_WHAT IS REQUIRED_
Reproduce the entries word for word, and omit any picture you find in them.

(Recorded data)
— BEGIN —
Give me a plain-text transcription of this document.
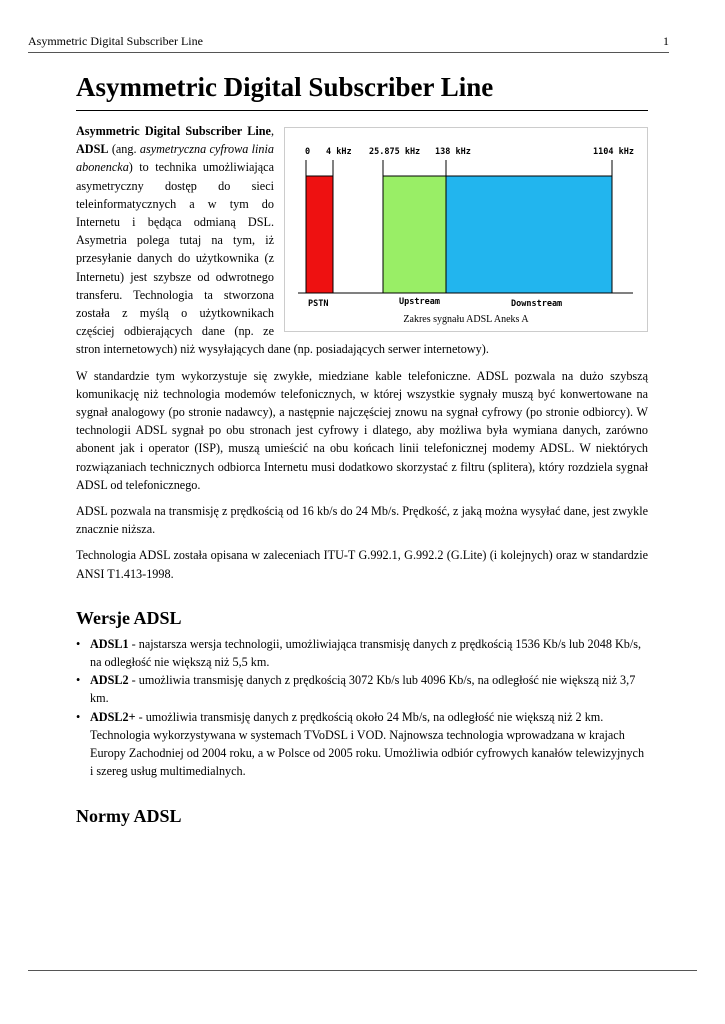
Asymmetric Digital Subscriber Line	1
Asymmetric Digital Subscriber Line
0 4 kHz 25.875 kHz 138 kHz	1104 kHz
PSTN	Upstream	Downstream
Zakres sygnału ADSL Aneks A

Asymmetric Digital Subscriber Line, ADSL (ang. asymetryczna cyfrowa linia abonencka) to technika umożliwiająca asymetryczny dostęp do sieci teleinformatycznych a w tym do Internetu i będąca odmianą DSL. Asymetria polega tutaj na tym, iż przesyłanie danych do użytkownika (z Internetu) jest szybsze od odwrotnego transferu. Technologia ta stworzona została z myślą o użytkownikach częściej odbierających dane (np. ze stron internetowych) niż wysyłających dane (np. posiadających serwer internetowy).

W standardzie tym wykorzystuje się zwykłe, miedziane kable telefoniczne. ADSL pozwala na dużo szybszą komunikację niż technologia modemów telefonicznych, w której wszystkie sygnały muszą być konwertowane na sygnał analogowy (po stronie nadawcy), a następnie najczęściej znowu na sygnał cyfrowy (po stronie odbiorcy). W technologii ADSL sygnał po obu stronach jest cyfrowy i dlatego, aby możliwa była wymiana danych, zarówno abonent jak i operator (ISP), muszą umieścić na obu końcach linii telefonicznej modemy ADSL. W niektórych rozwiązaniach technicznych odbiorca Internetu musi dodatkowo skorzystać z filtru (splitera), który rozdziela sygnał ADSL od telefonicznego.

ADSL pozwala na transmisję z prędkością od 16 kb/s do 24 Mb/s. Prędkość, z jaką można wysyłać dane, jest zwykle znacznie niższa.

Technologia ADSL została opisana w zaleceniach ITU-T G.992.1, G.992.2 (G.Lite) (i kolejnych) oraz w standardzie ANSI T1.413-1998.

Wersje ADSL
• ADSL1 - najstarsza wersja technologii, umożliwiająca transmisję danych z prędkością 1536 Kb/s lub 2048 Kb/s, na odległość nie większą niż 5,5 km.
• ADSL2 - umożliwia transmisję danych z prędkością 3072 Kb/s lub 4096 Kb/s, na odległość nie większą niż 3,7 km.
• ADSL2+ - umożliwia transmisję danych z prędkością około 24 Mb/s, na odległość nie większą niż 2 km. Technologia wykorzystywana w systemach TVoDSL i VOD. Najnowsza technologia wprowadzana w krajach Europy Zachodniej od 2004 roku, a w Polsce od 2005 roku. Umożliwia odbiór cyfrowych kanałów telewizyjnych i szereg usług multimedialnych.
Normy ADSL
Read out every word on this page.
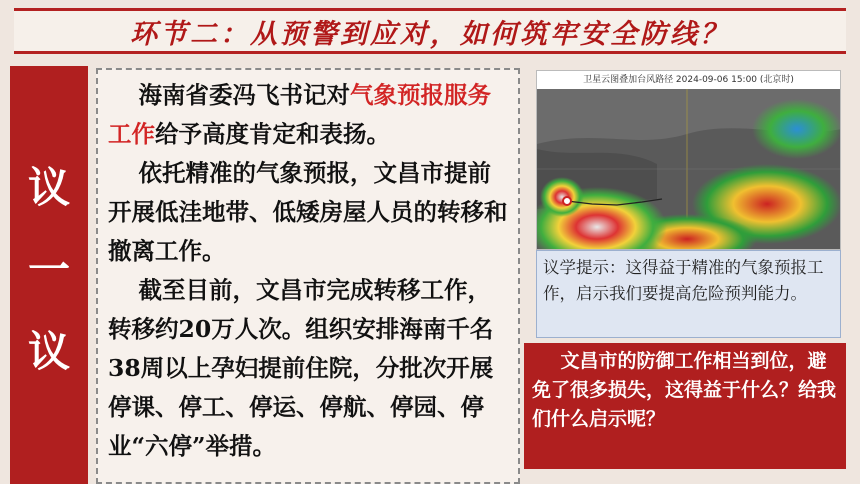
环节二：从预警到应对，如何筑牢安全防线？
议
一
议

海南省委冯飞书记对气象预报服务工作给予高度肯定和表扬。

依托精准的气象预报，文昌市提前开展低洼地带、低矮房屋人员的转移和撤离工作。

截至目前，文昌市完成转移工作，转移约20万人次。组织安排海南千名38周以上孕妇提前住院，分批次开展停课、停工、停运、停航、停园、停业“六停”举措。

卫星云图叠加台风路径 2024-09-06 15:00 (北京时)
议学提示：这得益于精准的气象预报工作，启示我们要提高危险预判能力。
文昌市的防御工作相当到位，避免了很多损失，这得益于什么？给我们什么启示呢？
— END —
_SOLUTION TO THIS TASK_
Give me a plain-text transcription of this document.
Asymmetric Digital Subscriber Line	1
Asymmetric Digital Subscriber Line
0 4 kHz 25.875 kHz 138 kHz	1104 kHz
PSTN	Upstream	Downstream
Zakres sygnału ADSL Aneks A

Asymmetric Digital Subscriber Line, ADSL (ang. asymetryczna cyfrowa linia abonencka) to technika umożliwiająca asymetryczny dostęp do sieci teleinformatycznych a w tym do Internetu i będąca odmianą DSL. Asymetria polega tutaj na tym, iż przesyłanie danych do użytkownika (z Internetu) jest szybsze od odwrotnego transferu. Technologia ta stworzona została z myślą o użytkownikach częściej odbierających dane (np. ze stron internetowych) niż wysyłających dane (np. posiadających serwer internetowy).

W standardzie tym wykorzystuje się zwykłe, miedziane kable telefoniczne. ADSL pozwala na dużo szybszą komunikację niż technologia modemów telefonicznych, w której wszystkie sygnały muszą być konwertowane na sygnał analogowy (po stronie nadawcy), a następnie najczęściej znowu na sygnał cyfrowy (po stronie odbiorcy). W technologii ADSL sygnał po obu stronach jest cyfrowy i dlatego, aby możliwa była wymiana danych, zarówno abonent jak i operator (ISP), muszą umieścić na obu końcach linii telefonicznej modemy ADSL. W niektórych rozwiązaniach technicznych odbiorca Internetu musi dodatkowo skorzystać z filtru (splitera), który rozdziela sygnał ADSL od telefonicznego.

ADSL pozwala na transmisję z prędkością od 16 kb/s do 24 Mb/s. Prędkość, z jaką można wysyłać dane, jest zwykle znacznie niższa.

Technologia ADSL została opisana w zaleceniach ITU-T G.992.1, G.992.2 (G.Lite) (i kolejnych) oraz w standardzie ANSI T1.413-1998.

Wersje ADSL
• ADSL1 - najstarsza wersja technologii, umożliwiająca transmisję danych z prędkością 1536 Kb/s lub 2048 Kb/s, na odległość nie większą niż 5,5 km.
• ADSL2 - umożliwia transmisję danych z prędkością 3072 Kb/s lub 4096 Kb/s, na odległość nie większą niż 3,7 km.
• ADSL2+ - umożliwia transmisję danych z prędkością około 24 Mb/s, na odległość nie większą niż 2 km. Technologia wykorzystywana w systemach TVoDSL i VOD. Najnowsza technologia wprowadzana w krajach Europy Zachodniej od 2004 roku, a w Polsce od 2005 roku. Umożliwia odbiór cyfrowych kanałów telewizyjnych i szereg usług multimedialnych.
Normy ADSL
Read out every word on this page.
环节二：从预警到应对，如何筑牢安全防线？
议
一
议

海南省委冯飞书记对气象预报服务工作给予高度肯定和表扬。

依托精准的气象预报，文昌市提前开展低洼地带、低矮房屋人员的转移和撤离工作。

截至目前，文昌市完成转移工作，转移约20万人次。组织安排海南千名38周以上孕妇提前住院，分批次开展停课、停工、停运、停航、停园、停业“六停”举措。

卫星云图叠加台风路径 2024-09-06 15:00 (北京时)
议学提示：这得益于精准的气象预报工作，启示我们要提高危险预判能力。
文昌市的防御工作相当到位，避免了很多损失，这得益于什么？给我们什么启示呢？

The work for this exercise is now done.